> **Extract provided**:
━━━━━━━━
US close: Stocks stage turnaround despite growing number of new Covid-19 cases
Wall Street stocks closed higher on Monday despite market participants struggling with signs of a second wave of Covid-19 cases as the US economy emerges from lockdown.
At the close, the Dow Jones Industrial Average was up 0.62% at 25,763.16, while the S&P 500 was 0.83% firmer at 3,066.59 and the Nasdaq Composite saw out the session 1.43% stronger at 9,726.02.
The Dow closed 157.62 points lower on Monday, carrying on from Friday's solid gains that came as stocks bounced back from sharp losses a day earlier.
At the bell, shares tied to the reopening of the economy such as Carnival, Royal Caribbean, American Airlines and United Airlines were all down at least 4.5%, while Kohl's and Gap also traded lower, as the likes of Alabama, California, Florida, Texas and North Carolina all reported a rise in new coronavirus-related hospitalisations.
Weaker than expected retail and industrial production data out of China and news of a spate of new Covid-19 cases in a major wholesale food market in Beijing was also weighing on sentiment.
However, an announcement from the Federal Reserve that it would look to purchase individual corporate bonds gave sentiment a boost later in the session.
━━━━━━━━
> **Supplied material**:
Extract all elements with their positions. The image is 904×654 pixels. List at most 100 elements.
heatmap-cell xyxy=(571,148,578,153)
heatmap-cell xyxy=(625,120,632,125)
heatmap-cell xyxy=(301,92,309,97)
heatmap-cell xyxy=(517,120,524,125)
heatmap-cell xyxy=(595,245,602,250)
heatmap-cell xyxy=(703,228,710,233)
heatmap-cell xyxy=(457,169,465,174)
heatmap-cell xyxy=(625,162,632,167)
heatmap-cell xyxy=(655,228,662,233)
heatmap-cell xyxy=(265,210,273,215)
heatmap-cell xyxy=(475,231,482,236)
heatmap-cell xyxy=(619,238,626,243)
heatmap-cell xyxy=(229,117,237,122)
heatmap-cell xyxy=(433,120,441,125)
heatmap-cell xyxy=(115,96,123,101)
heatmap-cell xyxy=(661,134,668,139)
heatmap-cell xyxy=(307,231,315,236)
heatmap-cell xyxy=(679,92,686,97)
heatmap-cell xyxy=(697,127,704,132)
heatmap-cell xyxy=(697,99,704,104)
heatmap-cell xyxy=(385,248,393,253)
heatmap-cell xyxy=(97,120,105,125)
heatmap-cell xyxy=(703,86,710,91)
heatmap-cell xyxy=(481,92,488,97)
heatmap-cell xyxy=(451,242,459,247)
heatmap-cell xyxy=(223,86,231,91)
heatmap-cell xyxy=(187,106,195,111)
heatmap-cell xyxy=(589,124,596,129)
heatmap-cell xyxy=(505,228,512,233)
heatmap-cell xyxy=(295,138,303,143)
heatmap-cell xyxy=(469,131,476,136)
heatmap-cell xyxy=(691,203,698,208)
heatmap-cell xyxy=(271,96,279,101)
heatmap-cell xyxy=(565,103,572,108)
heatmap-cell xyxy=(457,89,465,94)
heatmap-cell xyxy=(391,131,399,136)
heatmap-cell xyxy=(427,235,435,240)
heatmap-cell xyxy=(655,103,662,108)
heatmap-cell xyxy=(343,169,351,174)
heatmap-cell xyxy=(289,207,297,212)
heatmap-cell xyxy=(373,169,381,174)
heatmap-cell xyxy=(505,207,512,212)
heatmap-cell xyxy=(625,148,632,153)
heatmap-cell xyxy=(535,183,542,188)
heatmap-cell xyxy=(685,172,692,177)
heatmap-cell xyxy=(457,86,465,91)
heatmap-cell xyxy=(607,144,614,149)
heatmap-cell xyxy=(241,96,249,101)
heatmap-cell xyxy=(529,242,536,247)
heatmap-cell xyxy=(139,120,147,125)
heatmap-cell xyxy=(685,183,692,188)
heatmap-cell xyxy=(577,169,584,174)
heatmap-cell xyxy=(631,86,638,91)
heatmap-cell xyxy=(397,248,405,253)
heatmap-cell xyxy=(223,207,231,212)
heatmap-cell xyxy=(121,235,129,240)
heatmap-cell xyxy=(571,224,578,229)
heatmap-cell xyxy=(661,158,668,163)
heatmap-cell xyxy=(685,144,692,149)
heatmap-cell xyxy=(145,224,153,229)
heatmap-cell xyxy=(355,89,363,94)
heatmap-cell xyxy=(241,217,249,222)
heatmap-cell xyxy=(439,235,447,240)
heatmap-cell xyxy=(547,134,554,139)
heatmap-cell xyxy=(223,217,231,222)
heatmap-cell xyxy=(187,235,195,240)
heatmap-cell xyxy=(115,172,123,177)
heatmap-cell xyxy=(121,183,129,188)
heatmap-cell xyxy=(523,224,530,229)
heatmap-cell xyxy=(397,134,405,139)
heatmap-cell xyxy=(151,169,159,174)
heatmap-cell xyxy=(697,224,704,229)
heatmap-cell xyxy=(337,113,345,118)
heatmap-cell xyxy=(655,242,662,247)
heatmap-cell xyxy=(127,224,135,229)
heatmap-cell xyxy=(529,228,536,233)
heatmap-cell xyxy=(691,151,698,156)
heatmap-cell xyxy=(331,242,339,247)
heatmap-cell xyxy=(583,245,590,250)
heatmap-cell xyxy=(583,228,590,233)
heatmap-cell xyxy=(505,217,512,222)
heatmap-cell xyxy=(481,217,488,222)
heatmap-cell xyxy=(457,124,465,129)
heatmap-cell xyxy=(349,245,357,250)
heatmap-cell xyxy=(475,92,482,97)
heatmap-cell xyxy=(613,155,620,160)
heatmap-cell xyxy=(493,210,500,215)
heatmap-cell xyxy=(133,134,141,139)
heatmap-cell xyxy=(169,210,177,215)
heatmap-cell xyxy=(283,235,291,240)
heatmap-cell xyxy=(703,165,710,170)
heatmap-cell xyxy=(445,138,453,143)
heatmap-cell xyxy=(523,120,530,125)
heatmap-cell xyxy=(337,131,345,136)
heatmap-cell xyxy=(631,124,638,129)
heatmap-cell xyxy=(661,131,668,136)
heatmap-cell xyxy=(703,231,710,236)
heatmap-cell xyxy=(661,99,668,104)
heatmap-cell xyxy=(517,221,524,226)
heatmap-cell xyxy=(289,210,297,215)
━━━━━━━━
> **Exercise requirements**:
Please write out the passage of the stock market report that begins at the words "US close: Stocks" and stops after "emerges from lockdown.". The records come from a different source than the stock market report.

> **Answer space**:
US close: Stocks stage turnaround despite growing number of new Covid-19 cases
Wall Street stocks closed higher on Monday despite market participants struggling with signs of a second wave of Covid-19 cases as the US economy emerges from lockdown.